Set problem:
Output the material exactly, but drop every image it holds.

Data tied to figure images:

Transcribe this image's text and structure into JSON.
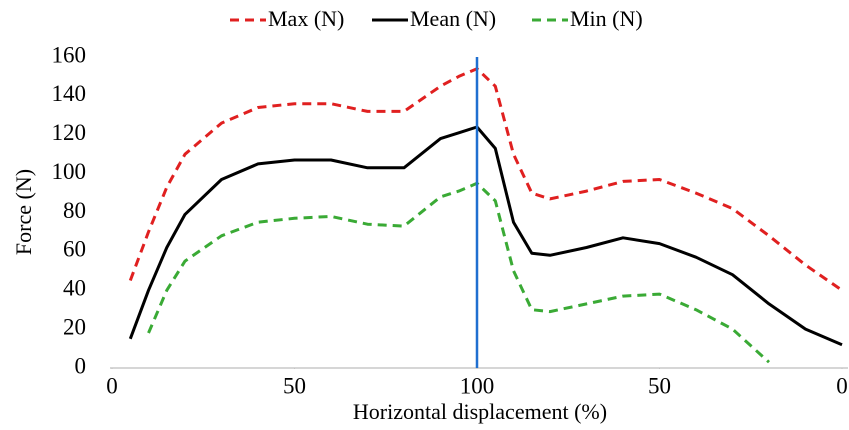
{
  "chart_data": {
    "type": "line",
    "x_label": "Horizontal displacement (%)",
    "y_label": "Force (N)",
    "x": [
      5,
      10,
      15,
      20,
      30,
      40,
      50,
      60,
      70,
      80,
      90,
      95,
      100,
      105,
      110,
      115,
      120,
      130,
      140,
      150,
      160,
      170,
      180,
      190,
      200
    ],
    "series": [
      {
        "name": "Max (N)",
        "color": "#e02020",
        "dash": true,
        "values": [
          45,
          70,
          93,
          110,
          126,
          134,
          136,
          136,
          132,
          132,
          145,
          150,
          154,
          145,
          110,
          90,
          87,
          91,
          96,
          97,
          90,
          82,
          68,
          53,
          40
        ]
      },
      {
        "name": "Mean (N)",
        "color": "#000000",
        "dash": false,
        "values": [
          15,
          40,
          62,
          79,
          97,
          105,
          107,
          107,
          103,
          103,
          118,
          121,
          124,
          113,
          75,
          59,
          58,
          62,
          67,
          64,
          57,
          48,
          33,
          20,
          12
        ]
      },
      {
        "name": "Min (N)",
        "color": "#3aaa35",
        "dash": true,
        "values": [
          null,
          18,
          40,
          55,
          68,
          75,
          77,
          78,
          74,
          73,
          88,
          91,
          95,
          86,
          50,
          30,
          29,
          33,
          37,
          38,
          30,
          20,
          3,
          null,
          null
        ]
      }
    ],
    "vline": {
      "value": 100,
      "color": "#1f6fd0"
    },
    "xlim": [
      0,
      200
    ],
    "xticks": [
      0,
      50,
      100,
      {
        "value": 150,
        "label": "50"
      },
      {
        "value": 200,
        "label": "0"
      }
    ],
    "ylim": [
      0,
      160
    ],
    "yticks": [
      0,
      20,
      40,
      60,
      80,
      100,
      120,
      140,
      160
    ],
    "legend": "top",
    "grid": false
  }
}
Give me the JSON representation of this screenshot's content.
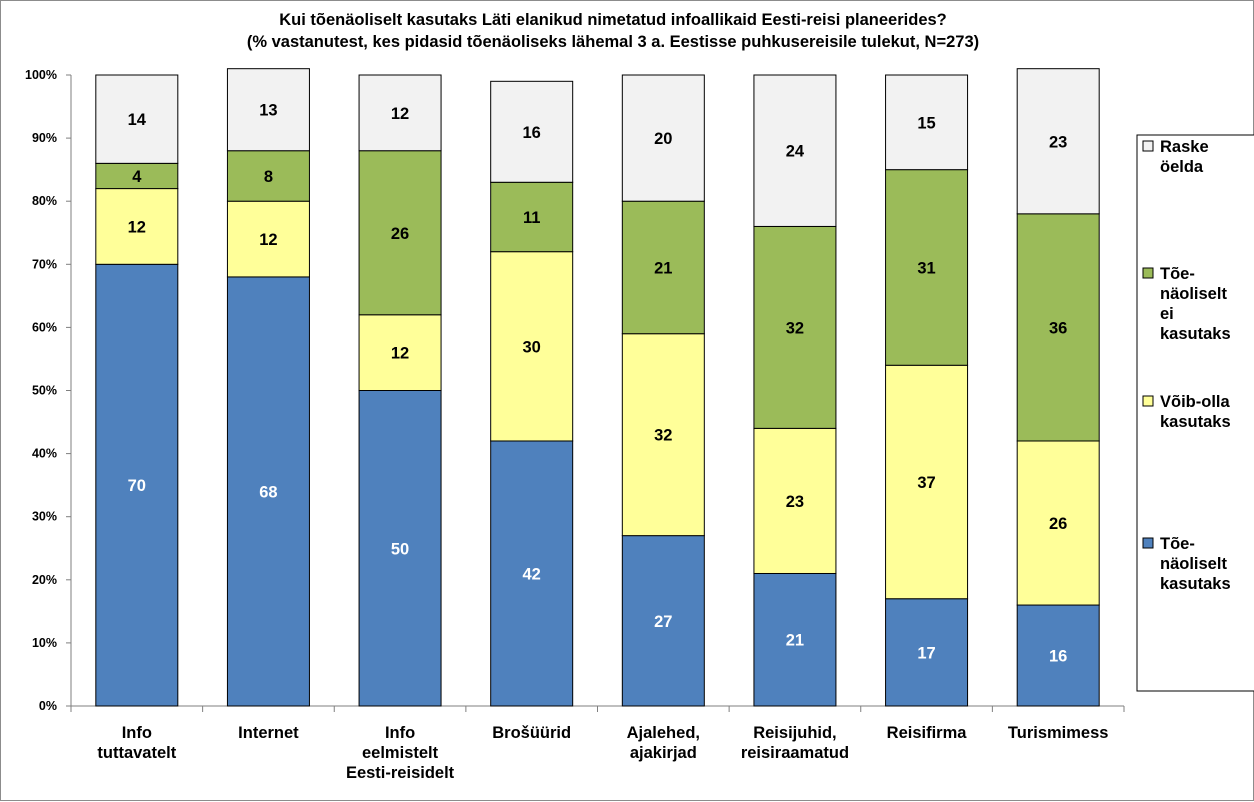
{
  "chart_data": {
    "type": "bar",
    "stacked": true,
    "title": "Kui tõenäoliselt kasutaks Läti elanikud nimetatud infoallikaid Eesti-reisi planeerides?",
    "subtitle": "(% vastanutest, kes pidasid tõenäoliseks lähemal 3 a. Eestisse puhkusereisile tulekut, N=273)",
    "categories": [
      [
        "Info",
        "tuttavatelt"
      ],
      [
        "Internet"
      ],
      [
        "Info",
        "eelmistelt",
        "Eesti-reisidelt"
      ],
      [
        "Brošüürid"
      ],
      [
        "Ajalehed,",
        "ajakirjad"
      ],
      [
        "Reisijuhid,",
        "reisiraamatud"
      ],
      [
        "Reisifirma"
      ],
      [
        "Turismimess"
      ]
    ],
    "series": [
      {
        "name": "Tõenäoliselt kasutaks",
        "legend_lines": [
          "Tõe-",
          "näoliselt",
          "kasutaks"
        ],
        "color": "#4f81bd",
        "label_color": "#ffffff",
        "values": [
          70,
          68,
          50,
          42,
          27,
          21,
          17,
          16
        ]
      },
      {
        "name": "Võib-olla kasutaks",
        "legend_lines": [
          "Võib-olla",
          "kasutaks"
        ],
        "color": "#ffff99",
        "label_color": "#000000",
        "values": [
          12,
          12,
          12,
          30,
          32,
          23,
          37,
          26
        ]
      },
      {
        "name": "Tõenäoliselt ei kasutaks",
        "legend_lines": [
          "Tõe-",
          "näoliselt",
          "ei",
          "kasutaks"
        ],
        "color": "#9bbb59",
        "label_color": "#000000",
        "values": [
          4,
          8,
          26,
          11,
          21,
          32,
          31,
          36
        ]
      },
      {
        "name": "Raske öelda",
        "legend_lines": [
          "Raske",
          "öelda"
        ],
        "color": "#f2f2f2",
        "label_color": "#000000",
        "values": [
          14,
          13,
          12,
          16,
          20,
          24,
          15,
          23
        ]
      }
    ],
    "ylim": [
      0,
      100
    ],
    "yticks": [
      "0%",
      "10%",
      "20%",
      "30%",
      "40%",
      "50%",
      "60%",
      "70%",
      "80%",
      "90%",
      "100%"
    ],
    "grid": false,
    "legend_position": "right"
  }
}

Task response:
Transcribe this image's text and structure into JSON.
{
  "chart_data": {
    "type": "line",
    "x_label": "Horizontal displacement (%)",
    "y_label": "Force (N)",
    "x": [
      5,
      10,
      15,
      20,
      30,
      40,
      50,
      60,
      70,
      80,
      90,
      95,
      100,
      105,
      110,
      115,
      120,
      130,
      140,
      150,
      160,
      170,
      180,
      190,
      200
    ],
    "series": [
      {
        "name": "Max (N)",
        "color": "#e02020",
        "dash": true,
        "values": [
          45,
          70,
          93,
          110,
          126,
          134,
          136,
          136,
          132,
          132,
          145,
          150,
          154,
          145,
          110,
          90,
          87,
          91,
          96,
          97,
          90,
          82,
          68,
          53,
          40
        ]
      },
      {
        "name": "Mean (N)",
        "color": "#000000",
        "dash": false,
        "values": [
          15,
          40,
          62,
          79,
          97,
          105,
          107,
          107,
          103,
          103,
          118,
          121,
          124,
          113,
          75,
          59,
          58,
          62,
          67,
          64,
          57,
          48,
          33,
          20,
          12
        ]
      },
      {
        "name": "Min (N)",
        "color": "#3aaa35",
        "dash": true,
        "values": [
          null,
          18,
          40,
          55,
          68,
          75,
          77,
          78,
          74,
          73,
          88,
          91,
          95,
          86,
          50,
          30,
          29,
          33,
          37,
          38,
          30,
          20,
          3,
          null,
          null
        ]
      }
    ],
    "vline": {
      "value": 100,
      "color": "#1f6fd0"
    },
    "xlim": [
      0,
      200
    ],
    "xticks": [
      0,
      50,
      100,
      {
        "value": 150,
        "label": "50"
      },
      {
        "value": 200,
        "label": "0"
      }
    ],
    "ylim": [
      0,
      160
    ],
    "yticks": [
      0,
      20,
      40,
      60,
      80,
      100,
      120,
      140,
      160
    ],
    "legend": "top",
    "grid": false
  }
}
Give me the JSON representation of this screenshot's content.
{
  "chart_data": {
    "type": "bar",
    "stacked": true,
    "title": "Kui tõenäoliselt kasutaks Läti elanikud nimetatud infoallikaid Eesti-reisi planeerides?",
    "subtitle": "(% vastanutest, kes pidasid tõenäoliseks lähemal 3 a. Eestisse puhkusereisile tulekut, N=273)",
    "categories": [
      [
        "Info",
        "tuttavatelt"
      ],
      [
        "Internet"
      ],
      [
        "Info",
        "eelmistelt",
        "Eesti-reisidelt"
      ],
      [
        "Brošüürid"
      ],
      [
        "Ajalehed,",
        "ajakirjad"
      ],
      [
        "Reisijuhid,",
        "reisiraamatud"
      ],
      [
        "Reisifirma"
      ],
      [
        "Turismimess"
      ]
    ],
    "series": [
      {
        "name": "Tõenäoliselt kasutaks",
        "legend_lines": [
          "Tõe-",
          "näoliselt",
          "kasutaks"
        ],
        "color": "#4f81bd",
        "label_color": "#ffffff",
        "values": [
          70,
          68,
          50,
          42,
          27,
          21,
          17,
          16
        ]
      },
      {
        "name": "Võib-olla kasutaks",
        "legend_lines": [
          "Võib-olla",
          "kasutaks"
        ],
        "color": "#ffff99",
        "label_color": "#000000",
        "values": [
          12,
          12,
          12,
          30,
          32,
          23,
          37,
          26
        ]
      },
      {
        "name": "Tõenäoliselt ei kasutaks",
        "legend_lines": [
          "Tõe-",
          "näoliselt",
          "ei",
          "kasutaks"
        ],
        "color": "#9bbb59",
        "label_color": "#000000",
        "values": [
          4,
          8,
          26,
          11,
          21,
          32,
          31,
          36
        ]
      },
      {
        "name": "Raske öelda",
        "legend_lines": [
          "Raske",
          "öelda"
        ],
        "color": "#f2f2f2",
        "label_color": "#000000",
        "values": [
          14,
          13,
          12,
          16,
          20,
          24,
          15,
          23
        ]
      }
    ],
    "ylim": [
      0,
      100
    ],
    "yticks": [
      "0%",
      "10%",
      "20%",
      "30%",
      "40%",
      "50%",
      "60%",
      "70%",
      "80%",
      "90%",
      "100%"
    ],
    "grid": false,
    "legend_position": "right"
  }
}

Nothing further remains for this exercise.